— WRITTEN EXERCISE —
From the listing below, extract every line containing "this".

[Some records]
===
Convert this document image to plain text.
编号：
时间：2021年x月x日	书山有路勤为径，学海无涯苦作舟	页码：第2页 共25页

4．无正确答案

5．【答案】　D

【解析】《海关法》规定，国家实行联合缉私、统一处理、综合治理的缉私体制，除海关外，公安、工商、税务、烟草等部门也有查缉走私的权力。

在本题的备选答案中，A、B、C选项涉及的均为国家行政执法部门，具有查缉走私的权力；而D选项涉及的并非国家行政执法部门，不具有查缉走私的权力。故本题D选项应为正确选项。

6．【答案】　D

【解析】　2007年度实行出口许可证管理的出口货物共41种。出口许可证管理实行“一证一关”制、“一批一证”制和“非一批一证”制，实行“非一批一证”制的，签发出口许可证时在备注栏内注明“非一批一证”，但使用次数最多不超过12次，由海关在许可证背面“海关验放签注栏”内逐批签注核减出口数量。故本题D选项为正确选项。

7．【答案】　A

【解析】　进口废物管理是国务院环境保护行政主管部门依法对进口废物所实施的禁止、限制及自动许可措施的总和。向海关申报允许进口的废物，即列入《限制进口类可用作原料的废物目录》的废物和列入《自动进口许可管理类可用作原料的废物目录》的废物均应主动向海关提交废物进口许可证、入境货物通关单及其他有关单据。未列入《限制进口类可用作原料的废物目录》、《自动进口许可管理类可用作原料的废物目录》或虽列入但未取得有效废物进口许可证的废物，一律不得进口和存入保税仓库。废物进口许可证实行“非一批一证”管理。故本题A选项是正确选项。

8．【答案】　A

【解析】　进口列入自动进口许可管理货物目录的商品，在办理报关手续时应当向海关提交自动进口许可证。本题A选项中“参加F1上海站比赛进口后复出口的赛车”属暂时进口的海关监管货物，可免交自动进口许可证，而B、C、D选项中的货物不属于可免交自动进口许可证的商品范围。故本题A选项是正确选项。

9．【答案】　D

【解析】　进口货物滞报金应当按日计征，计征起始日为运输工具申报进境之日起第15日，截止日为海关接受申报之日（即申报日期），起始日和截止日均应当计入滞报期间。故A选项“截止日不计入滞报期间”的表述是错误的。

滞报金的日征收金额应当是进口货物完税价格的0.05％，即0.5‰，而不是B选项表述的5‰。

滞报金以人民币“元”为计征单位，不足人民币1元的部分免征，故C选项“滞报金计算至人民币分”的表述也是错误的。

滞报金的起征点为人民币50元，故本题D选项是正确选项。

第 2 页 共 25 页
===
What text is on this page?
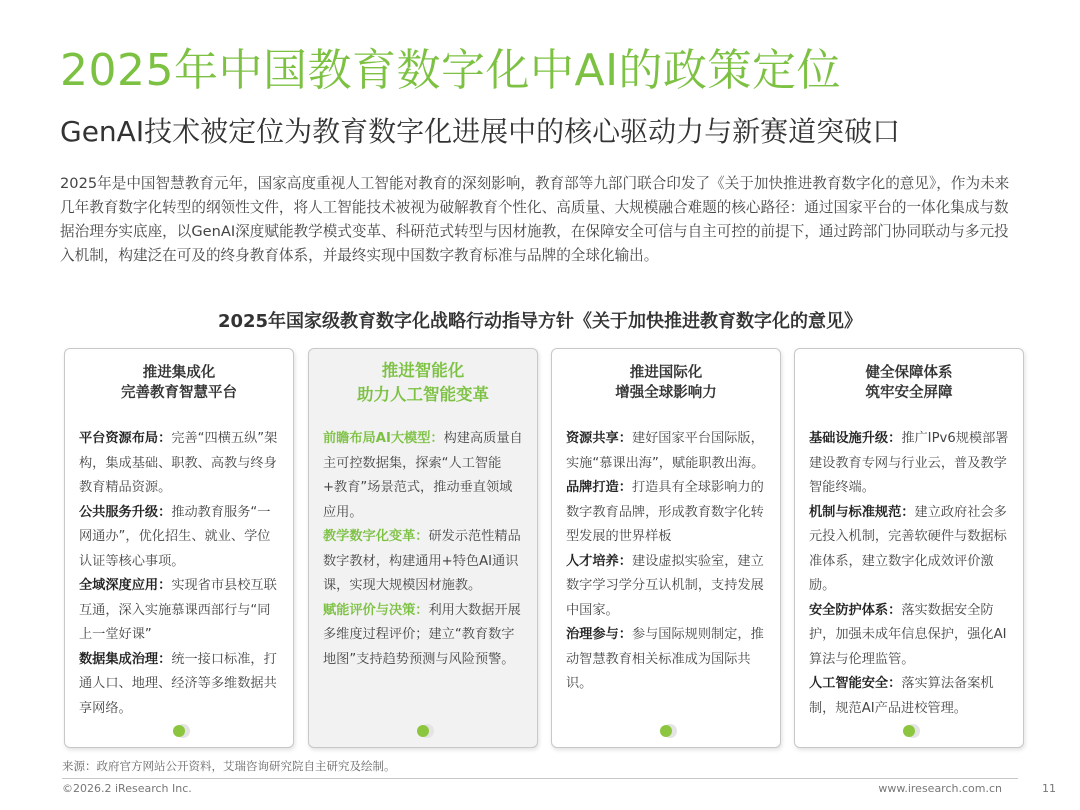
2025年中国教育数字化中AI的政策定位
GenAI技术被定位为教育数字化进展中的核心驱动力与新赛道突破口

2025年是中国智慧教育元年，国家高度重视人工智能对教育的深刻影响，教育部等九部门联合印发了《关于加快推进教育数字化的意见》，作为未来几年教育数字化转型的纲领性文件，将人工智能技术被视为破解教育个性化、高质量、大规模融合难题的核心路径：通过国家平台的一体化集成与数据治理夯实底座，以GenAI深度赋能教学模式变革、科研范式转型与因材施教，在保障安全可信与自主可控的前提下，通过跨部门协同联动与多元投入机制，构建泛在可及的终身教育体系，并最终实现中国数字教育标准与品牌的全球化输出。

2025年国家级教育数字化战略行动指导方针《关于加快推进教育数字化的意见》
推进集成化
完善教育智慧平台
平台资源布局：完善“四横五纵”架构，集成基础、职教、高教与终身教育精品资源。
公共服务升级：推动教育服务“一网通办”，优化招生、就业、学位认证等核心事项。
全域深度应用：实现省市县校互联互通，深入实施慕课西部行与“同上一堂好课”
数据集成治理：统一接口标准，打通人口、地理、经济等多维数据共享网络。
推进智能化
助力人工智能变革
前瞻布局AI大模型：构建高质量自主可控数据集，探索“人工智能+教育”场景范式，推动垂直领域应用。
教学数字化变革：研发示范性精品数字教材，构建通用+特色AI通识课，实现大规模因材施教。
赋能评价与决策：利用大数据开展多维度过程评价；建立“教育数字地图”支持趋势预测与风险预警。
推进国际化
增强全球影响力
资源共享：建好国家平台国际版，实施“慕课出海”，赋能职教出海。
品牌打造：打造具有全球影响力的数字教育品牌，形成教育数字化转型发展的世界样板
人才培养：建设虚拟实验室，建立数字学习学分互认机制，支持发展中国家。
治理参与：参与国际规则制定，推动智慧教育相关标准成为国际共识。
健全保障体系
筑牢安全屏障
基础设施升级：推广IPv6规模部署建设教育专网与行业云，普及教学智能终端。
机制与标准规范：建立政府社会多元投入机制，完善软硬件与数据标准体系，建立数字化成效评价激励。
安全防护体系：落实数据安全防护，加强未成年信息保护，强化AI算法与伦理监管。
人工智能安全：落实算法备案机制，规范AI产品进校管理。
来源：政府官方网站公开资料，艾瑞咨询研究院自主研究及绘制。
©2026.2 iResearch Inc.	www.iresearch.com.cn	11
===
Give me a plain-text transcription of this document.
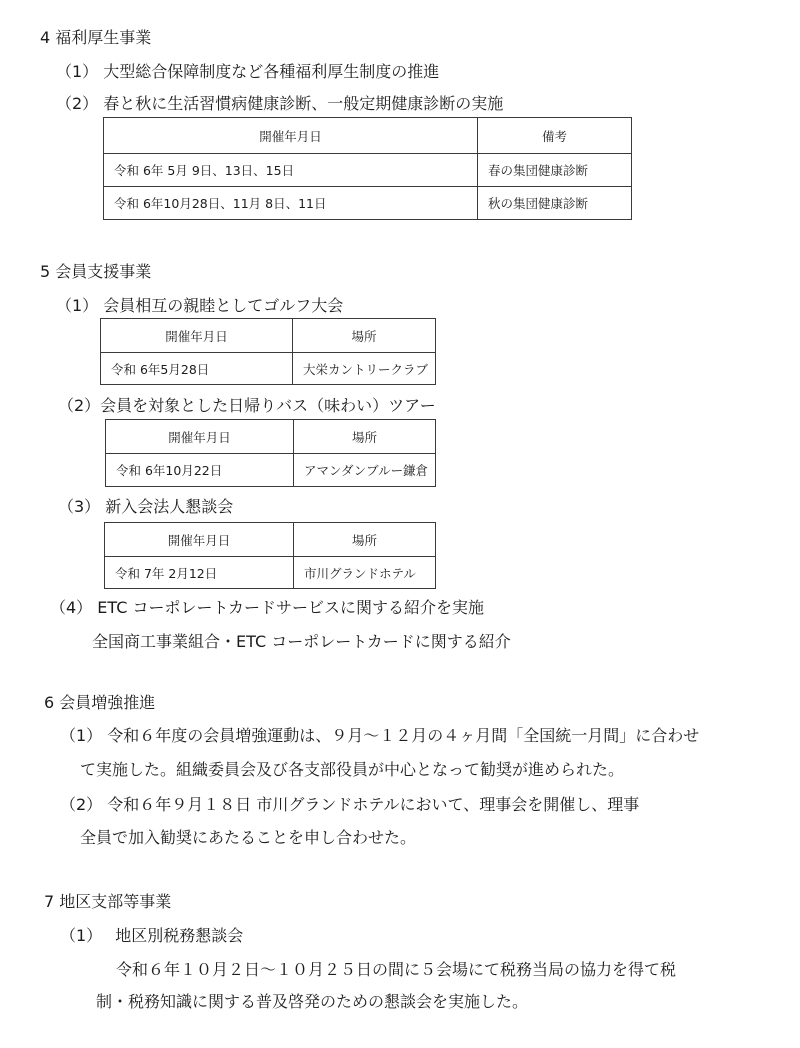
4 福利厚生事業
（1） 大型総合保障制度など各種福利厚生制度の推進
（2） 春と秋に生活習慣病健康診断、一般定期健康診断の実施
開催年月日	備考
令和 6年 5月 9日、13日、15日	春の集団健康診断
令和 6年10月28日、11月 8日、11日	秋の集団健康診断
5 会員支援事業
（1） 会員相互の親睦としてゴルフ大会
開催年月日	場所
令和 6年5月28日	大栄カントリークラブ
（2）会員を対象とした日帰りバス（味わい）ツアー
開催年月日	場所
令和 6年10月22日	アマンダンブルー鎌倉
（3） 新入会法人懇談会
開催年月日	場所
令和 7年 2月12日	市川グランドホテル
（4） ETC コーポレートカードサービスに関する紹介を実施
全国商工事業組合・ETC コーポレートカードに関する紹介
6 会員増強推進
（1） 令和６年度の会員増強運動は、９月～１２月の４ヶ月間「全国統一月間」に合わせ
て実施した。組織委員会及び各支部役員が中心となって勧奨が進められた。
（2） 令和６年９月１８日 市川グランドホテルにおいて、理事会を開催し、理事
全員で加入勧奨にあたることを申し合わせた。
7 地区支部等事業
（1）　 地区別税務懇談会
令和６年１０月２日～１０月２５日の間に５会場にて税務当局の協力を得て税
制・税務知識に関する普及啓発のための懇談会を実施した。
===
— CORRECT RESPONSE —
Convert this document image to plain text.
What text is on this page?
Give me a plain-text transcription of this document.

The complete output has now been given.